# Text block
═══

All of this doesn't require magic hardware (unless you want to go really fast). This is how SLI and Crossfire work. Since AMD and NVIDIA designed their hardware and software, they can add hardware acceleration magic (things like synchronizing the two boards' scanout, directly transferring scanout data through the sli or crossfire cable, or making groups of boards look like one). Unfortunately for Lucid, I doubt that AMD or NVIDIA gave them any secret sauce so Lucid cannot leverage the hardware acceleration.

Their ASIC is just a PCIe switch with an endpoint device for software security.
whatthehey - Saturday, August 23, 2008 - link
I'm glad you're so incredibly knowledgeable that you can say what something does and how it works without ever seeing it or working on the project. Obviously nVidia and ATI don't want to give away their secrets, just like Lucid isn't going to give away theirs. Will this work? We don't know for sure yet. Is it better than SLI and Crossfire? We don't know that either. What I do know for certain is that there are plenty of games that are GPU limited that still don't get better than 30 to 50% scaling with current SLI/Crossfire. More than that, I know that most games don't come anywhere near even 50% scaling when going from dual GPUs to quad GPUs.

═══

# Stored data
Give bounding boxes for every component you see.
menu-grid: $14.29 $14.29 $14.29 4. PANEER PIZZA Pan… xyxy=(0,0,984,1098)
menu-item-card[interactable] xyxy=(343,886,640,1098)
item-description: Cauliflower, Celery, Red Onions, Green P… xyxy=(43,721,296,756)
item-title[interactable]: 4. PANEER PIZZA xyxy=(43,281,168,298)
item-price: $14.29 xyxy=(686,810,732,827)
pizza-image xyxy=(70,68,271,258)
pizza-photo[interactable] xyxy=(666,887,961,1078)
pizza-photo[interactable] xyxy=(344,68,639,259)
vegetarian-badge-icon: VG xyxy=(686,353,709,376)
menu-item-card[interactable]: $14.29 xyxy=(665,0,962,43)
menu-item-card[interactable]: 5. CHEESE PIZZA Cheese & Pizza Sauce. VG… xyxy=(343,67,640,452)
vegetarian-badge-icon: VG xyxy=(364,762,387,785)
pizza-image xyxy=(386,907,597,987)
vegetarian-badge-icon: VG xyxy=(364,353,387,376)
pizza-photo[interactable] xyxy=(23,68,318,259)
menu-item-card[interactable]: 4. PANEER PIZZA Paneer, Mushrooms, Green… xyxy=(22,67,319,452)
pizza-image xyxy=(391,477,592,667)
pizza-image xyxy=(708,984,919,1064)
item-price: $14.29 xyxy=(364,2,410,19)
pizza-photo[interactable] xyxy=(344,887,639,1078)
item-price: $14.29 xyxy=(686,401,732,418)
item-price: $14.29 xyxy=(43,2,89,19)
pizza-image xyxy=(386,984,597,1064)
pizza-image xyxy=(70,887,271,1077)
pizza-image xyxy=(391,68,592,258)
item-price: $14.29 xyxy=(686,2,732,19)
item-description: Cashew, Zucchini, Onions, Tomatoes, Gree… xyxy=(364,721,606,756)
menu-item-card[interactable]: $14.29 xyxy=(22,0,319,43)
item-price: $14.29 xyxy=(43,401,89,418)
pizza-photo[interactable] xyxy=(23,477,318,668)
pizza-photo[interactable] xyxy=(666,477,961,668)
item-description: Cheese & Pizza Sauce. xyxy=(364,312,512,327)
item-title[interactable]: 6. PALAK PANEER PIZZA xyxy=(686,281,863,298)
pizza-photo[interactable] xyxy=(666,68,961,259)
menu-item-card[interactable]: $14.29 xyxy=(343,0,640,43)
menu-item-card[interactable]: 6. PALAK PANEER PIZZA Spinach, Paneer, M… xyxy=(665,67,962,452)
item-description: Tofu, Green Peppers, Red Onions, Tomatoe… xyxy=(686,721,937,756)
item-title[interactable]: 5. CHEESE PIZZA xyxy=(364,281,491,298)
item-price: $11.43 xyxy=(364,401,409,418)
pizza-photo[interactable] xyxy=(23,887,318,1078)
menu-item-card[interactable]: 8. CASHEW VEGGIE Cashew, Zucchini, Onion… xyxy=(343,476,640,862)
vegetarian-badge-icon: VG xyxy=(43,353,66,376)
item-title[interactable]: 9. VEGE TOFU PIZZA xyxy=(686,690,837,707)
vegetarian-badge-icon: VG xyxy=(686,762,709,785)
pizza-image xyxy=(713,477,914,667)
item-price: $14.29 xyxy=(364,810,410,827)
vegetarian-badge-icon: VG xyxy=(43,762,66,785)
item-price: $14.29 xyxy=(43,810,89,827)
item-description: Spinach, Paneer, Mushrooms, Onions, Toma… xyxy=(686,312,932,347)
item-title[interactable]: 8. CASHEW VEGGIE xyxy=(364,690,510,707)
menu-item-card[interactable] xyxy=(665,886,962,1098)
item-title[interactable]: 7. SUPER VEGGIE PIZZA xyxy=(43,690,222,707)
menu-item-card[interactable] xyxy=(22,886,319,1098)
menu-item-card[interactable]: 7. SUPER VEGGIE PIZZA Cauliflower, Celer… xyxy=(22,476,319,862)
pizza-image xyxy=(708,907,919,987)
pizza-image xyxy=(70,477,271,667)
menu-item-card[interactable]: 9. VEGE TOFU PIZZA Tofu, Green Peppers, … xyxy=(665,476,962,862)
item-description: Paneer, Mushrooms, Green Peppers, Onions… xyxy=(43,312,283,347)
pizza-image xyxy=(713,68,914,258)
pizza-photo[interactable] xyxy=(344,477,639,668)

═══

# Exercise tasks
a) In the forum thread about Lucid, list every example the first post gives of the hardware acceleration that AMD and NVIDIA can add.
b) Answer from the forum thread about Lucid:
(i) According to the first post, what is Lucid's ASIC?
(ii) On what date was the reply from whatthehey posted?
(iii) What scaling do many GPU-limited games still fail to exceed with current SLI/Crossfire, according to that reply?
c) In the forum thread about Lucid, why does the first post conclude that Lucid cannot leverage the hardware acceleration used by SLI and Crossfire?
The data shown above was taken from a different source than the thread.

# Solutions in order
a)
- Synchronizing the two boards' scanout
- Directly transferring scanout data through the SLI or Crossfire cable
- Making groups of boards look like one

b)
(i) A PCIe switch with an endpoint device for software security.
(ii) Saturday, August 23, 2008.
(iii) 30 to 50% scaling.

c) The poster doubts that AMD or NVIDIA gave Lucid any of their "secret sauce." AMD and NVIDIA can add hardware acceleration because they designed their own hardware and software, but Lucid lacks that inside access.